**Exercise description:** Copy out the data exactly, leaving the pictures behind.

________________________

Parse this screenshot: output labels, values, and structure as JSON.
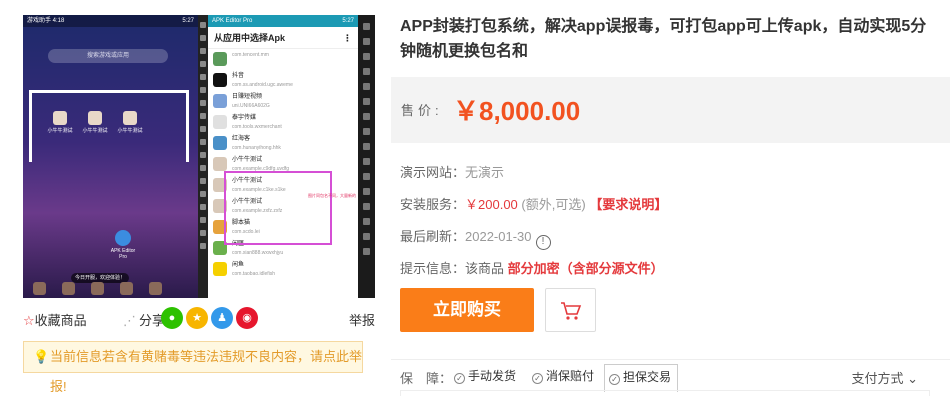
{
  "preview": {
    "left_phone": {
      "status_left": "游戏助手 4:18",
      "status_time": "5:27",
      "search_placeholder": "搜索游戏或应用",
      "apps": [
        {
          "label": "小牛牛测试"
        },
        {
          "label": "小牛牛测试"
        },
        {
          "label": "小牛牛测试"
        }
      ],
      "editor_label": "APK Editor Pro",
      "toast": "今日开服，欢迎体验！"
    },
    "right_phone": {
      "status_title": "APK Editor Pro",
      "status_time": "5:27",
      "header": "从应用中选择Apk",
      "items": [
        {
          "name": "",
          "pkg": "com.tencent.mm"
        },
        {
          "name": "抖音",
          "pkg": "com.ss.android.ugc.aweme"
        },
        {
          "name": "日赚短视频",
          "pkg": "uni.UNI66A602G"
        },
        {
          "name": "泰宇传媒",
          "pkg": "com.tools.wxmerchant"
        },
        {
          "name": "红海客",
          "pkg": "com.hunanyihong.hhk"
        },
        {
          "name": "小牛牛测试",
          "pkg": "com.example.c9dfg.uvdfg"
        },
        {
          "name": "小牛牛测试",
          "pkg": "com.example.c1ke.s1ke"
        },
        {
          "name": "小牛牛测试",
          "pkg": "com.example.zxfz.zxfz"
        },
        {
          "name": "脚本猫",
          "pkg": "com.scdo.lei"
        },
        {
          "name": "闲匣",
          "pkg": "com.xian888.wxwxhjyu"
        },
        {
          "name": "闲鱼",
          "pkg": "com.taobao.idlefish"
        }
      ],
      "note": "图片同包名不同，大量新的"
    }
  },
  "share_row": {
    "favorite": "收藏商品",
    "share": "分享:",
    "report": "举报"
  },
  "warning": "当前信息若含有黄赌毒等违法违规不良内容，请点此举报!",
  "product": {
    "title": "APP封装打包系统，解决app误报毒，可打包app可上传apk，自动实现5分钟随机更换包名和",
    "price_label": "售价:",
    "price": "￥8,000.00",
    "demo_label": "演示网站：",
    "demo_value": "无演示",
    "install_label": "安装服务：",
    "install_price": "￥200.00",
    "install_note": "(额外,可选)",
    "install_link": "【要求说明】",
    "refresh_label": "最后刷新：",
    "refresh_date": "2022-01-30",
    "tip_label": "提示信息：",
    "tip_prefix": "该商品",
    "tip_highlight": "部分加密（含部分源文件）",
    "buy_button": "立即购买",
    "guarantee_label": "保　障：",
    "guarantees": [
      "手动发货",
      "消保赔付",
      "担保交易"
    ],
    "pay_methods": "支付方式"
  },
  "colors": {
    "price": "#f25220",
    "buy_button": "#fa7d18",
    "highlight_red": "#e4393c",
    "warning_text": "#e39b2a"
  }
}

________________________

**Reply:**
Parse this screenshot: output labels, values, and structure as JSON.
{
  "preview": {
    "left_phone": {
      "status_left": "游戏助手 4:18",
      "status_time": "5:27",
      "search_placeholder": "搜索游戏或应用",
      "apps": [
        {
          "label": "小牛牛测试"
        },
        {
          "label": "小牛牛测试"
        },
        {
          "label": "小牛牛测试"
        }
      ],
      "editor_label": "APK Editor Pro",
      "toast": "今日开服，欢迎体验！"
    },
    "right_phone": {
      "status_title": "APK Editor Pro",
      "status_time": "5:27",
      "header": "从应用中选择Apk",
      "items": [
        {
          "name": "",
          "pkg": "com.tencent.mm"
        },
        {
          "name": "抖音",
          "pkg": "com.ss.android.ugc.aweme"
        },
        {
          "name": "日赚短视频",
          "pkg": "uni.UNI66A602G"
        },
        {
          "name": "泰宇传媒",
          "pkg": "com.tools.wxmerchant"
        },
        {
          "name": "红海客",
          "pkg": "com.hunanyihong.hhk"
        },
        {
          "name": "小牛牛测试",
          "pkg": "com.example.c9dfg.uvdfg"
        },
        {
          "name": "小牛牛测试",
          "pkg": "com.example.c1ke.s1ke"
        },
        {
          "name": "小牛牛测试",
          "pkg": "com.example.zxfz.zxfz"
        },
        {
          "name": "脚本猫",
          "pkg": "com.scdo.lei"
        },
        {
          "name": "闲匣",
          "pkg": "com.xian888.wxwxhjyu"
        },
        {
          "name": "闲鱼",
          "pkg": "com.taobao.idlefish"
        }
      ],
      "note": "图片同包名不同，大量新的"
    }
  },
  "share_row": {
    "favorite": "收藏商品",
    "share": "分享:",
    "report": "举报"
  },
  "warning": "当前信息若含有黄赌毒等违法违规不良内容，请点此举报!",
  "product": {
    "title": "APP封装打包系统，解决app误报毒，可打包app可上传apk，自动实现5分钟随机更换包名和",
    "price_label": "售价:",
    "price": "￥8,000.00",
    "demo_label": "演示网站：",
    "demo_value": "无演示",
    "install_label": "安装服务：",
    "install_price": "￥200.00",
    "install_note": "(额外,可选)",
    "install_link": "【要求说明】",
    "refresh_label": "最后刷新：",
    "refresh_date": "2022-01-30",
    "tip_label": "提示信息：",
    "tip_prefix": "该商品",
    "tip_highlight": "部分加密（含部分源文件）",
    "buy_button": "立即购买",
    "guarantee_label": "保　障：",
    "guarantees": [
      "手动发货",
      "消保赔付",
      "担保交易"
    ],
    "pay_methods": "支付方式"
  },
  "colors": {
    "price": "#f25220",
    "buy_button": "#fa7d18",
    "highlight_red": "#e4393c",
    "warning_text": "#e39b2a"
  }
}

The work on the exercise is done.